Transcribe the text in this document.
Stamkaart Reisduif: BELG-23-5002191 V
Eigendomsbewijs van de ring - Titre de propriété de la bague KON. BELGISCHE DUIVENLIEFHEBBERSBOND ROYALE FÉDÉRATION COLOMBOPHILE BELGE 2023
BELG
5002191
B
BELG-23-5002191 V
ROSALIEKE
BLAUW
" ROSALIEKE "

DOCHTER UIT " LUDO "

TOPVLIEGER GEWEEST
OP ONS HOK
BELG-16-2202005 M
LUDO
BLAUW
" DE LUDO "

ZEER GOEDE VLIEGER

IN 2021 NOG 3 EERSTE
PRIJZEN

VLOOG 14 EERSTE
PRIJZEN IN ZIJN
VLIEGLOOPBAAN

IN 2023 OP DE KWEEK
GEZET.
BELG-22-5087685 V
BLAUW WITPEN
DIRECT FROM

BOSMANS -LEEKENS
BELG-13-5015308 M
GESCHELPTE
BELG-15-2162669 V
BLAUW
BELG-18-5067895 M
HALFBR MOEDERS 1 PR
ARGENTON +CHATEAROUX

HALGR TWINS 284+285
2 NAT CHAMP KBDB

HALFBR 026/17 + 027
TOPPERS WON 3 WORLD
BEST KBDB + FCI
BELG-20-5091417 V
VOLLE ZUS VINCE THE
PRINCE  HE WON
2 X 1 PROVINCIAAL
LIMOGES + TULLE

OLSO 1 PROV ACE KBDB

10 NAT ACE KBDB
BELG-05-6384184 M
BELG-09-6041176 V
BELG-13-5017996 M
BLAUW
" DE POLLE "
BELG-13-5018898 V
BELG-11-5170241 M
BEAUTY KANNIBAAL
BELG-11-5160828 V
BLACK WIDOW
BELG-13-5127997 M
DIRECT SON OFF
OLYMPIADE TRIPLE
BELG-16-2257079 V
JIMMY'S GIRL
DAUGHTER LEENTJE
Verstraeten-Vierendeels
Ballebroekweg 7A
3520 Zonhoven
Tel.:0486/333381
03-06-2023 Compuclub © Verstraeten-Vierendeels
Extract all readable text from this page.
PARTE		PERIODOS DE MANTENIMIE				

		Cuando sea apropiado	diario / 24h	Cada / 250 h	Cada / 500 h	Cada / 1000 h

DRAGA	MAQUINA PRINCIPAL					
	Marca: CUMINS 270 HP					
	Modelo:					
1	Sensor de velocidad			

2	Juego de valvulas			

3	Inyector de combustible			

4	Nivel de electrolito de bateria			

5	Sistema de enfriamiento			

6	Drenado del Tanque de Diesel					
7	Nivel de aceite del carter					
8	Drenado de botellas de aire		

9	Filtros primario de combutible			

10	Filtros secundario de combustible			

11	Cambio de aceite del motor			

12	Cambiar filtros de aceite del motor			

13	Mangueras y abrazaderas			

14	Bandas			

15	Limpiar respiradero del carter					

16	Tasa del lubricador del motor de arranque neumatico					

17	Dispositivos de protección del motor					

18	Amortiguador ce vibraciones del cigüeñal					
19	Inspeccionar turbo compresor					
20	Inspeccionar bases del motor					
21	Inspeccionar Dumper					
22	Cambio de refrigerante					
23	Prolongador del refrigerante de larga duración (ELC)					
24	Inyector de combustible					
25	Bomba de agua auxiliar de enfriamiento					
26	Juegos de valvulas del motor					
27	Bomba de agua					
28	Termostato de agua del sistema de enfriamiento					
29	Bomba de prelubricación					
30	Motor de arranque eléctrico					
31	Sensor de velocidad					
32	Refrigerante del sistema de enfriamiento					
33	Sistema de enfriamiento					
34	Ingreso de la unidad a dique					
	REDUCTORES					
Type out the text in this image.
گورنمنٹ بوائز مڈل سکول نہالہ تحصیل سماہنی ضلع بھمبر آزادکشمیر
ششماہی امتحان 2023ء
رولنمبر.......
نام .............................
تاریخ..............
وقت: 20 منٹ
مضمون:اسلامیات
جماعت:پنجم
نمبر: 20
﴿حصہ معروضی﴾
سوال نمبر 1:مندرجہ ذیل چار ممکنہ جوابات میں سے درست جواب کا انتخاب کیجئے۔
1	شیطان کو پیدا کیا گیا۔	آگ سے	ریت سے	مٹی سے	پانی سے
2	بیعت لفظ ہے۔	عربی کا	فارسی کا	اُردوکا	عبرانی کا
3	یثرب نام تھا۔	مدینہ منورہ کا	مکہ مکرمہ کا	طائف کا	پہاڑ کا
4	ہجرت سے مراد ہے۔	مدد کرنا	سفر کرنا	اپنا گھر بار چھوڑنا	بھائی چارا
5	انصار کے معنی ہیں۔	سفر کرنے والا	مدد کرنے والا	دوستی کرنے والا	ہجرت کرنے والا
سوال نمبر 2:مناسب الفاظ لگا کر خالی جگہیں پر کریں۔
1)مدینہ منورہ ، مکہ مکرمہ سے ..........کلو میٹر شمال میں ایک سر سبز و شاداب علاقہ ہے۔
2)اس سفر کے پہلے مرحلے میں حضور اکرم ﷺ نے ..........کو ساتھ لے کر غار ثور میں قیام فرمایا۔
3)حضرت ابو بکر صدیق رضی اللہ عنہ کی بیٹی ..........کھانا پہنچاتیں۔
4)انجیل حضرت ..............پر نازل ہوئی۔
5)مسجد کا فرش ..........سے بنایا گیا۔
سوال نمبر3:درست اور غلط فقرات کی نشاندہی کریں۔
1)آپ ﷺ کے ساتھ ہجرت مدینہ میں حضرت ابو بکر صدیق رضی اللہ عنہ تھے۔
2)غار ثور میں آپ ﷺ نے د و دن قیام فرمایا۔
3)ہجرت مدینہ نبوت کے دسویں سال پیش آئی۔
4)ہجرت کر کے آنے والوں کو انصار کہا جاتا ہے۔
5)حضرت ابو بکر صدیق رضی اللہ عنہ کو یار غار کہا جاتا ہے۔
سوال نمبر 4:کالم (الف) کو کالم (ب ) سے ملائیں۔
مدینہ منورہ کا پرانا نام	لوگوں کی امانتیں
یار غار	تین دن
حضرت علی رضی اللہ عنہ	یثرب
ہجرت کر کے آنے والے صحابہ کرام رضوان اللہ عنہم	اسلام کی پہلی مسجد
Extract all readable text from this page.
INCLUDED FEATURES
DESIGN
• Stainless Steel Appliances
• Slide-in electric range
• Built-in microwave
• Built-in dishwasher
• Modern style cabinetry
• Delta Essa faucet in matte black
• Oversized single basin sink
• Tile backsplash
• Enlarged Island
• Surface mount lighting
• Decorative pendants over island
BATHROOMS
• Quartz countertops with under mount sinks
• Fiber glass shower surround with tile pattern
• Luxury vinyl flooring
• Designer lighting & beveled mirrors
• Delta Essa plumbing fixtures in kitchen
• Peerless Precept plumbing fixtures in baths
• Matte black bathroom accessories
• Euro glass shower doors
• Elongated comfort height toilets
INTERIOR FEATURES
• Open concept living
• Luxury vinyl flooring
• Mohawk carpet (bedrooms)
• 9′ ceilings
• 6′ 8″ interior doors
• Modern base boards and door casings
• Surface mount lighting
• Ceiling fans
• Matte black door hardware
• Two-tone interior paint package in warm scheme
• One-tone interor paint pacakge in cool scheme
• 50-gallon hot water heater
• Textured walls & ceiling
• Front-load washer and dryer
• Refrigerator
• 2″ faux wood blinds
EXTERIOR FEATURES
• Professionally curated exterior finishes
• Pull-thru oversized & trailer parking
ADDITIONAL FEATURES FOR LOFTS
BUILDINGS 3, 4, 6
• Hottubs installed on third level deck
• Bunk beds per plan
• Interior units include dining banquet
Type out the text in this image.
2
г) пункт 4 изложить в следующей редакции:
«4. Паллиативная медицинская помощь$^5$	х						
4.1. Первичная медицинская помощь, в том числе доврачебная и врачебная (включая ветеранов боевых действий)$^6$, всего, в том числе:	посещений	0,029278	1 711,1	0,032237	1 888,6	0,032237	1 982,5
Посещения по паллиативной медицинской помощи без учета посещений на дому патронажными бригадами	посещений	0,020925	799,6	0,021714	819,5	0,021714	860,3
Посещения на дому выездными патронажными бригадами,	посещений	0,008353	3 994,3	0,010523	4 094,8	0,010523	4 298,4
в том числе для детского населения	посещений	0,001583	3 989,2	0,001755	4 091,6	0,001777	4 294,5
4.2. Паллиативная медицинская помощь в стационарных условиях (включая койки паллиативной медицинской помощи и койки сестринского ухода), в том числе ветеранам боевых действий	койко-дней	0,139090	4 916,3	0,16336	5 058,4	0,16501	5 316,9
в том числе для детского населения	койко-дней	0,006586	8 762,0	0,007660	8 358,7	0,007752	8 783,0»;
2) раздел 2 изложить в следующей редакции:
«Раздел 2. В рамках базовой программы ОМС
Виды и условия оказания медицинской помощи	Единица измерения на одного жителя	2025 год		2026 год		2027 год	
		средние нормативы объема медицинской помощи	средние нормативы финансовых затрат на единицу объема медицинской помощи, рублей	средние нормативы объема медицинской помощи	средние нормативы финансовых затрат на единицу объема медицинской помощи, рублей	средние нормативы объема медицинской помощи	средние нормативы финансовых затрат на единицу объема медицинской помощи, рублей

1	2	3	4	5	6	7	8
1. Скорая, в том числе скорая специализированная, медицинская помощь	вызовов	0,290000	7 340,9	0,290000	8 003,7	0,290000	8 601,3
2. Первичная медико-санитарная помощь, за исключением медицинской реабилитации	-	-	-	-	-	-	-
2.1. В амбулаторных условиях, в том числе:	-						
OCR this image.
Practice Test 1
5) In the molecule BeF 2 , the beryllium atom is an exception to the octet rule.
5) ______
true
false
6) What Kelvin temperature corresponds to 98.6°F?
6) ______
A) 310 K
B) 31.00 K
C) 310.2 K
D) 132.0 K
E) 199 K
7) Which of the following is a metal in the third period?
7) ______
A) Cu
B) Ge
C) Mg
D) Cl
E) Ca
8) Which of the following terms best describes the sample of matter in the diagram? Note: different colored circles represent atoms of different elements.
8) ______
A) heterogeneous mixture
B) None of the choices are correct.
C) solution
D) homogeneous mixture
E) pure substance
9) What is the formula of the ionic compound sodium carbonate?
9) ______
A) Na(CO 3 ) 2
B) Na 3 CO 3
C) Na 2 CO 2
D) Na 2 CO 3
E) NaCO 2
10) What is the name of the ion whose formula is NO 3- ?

- Set exercise -
Identify all lines in the records above with the word "патронажными".

- Complete output -
Посещения по паллиативной медицинской помощи без учета посещений на дому патронажными бригадами	посещений	0,020925	799,6	0,021714	819,5	0,021714	860,3
Посещения на дому выездными патронажными бригадами,	посещений	0,008353	3 994,3	0,010523	4 094,8	0,010523	4 298,4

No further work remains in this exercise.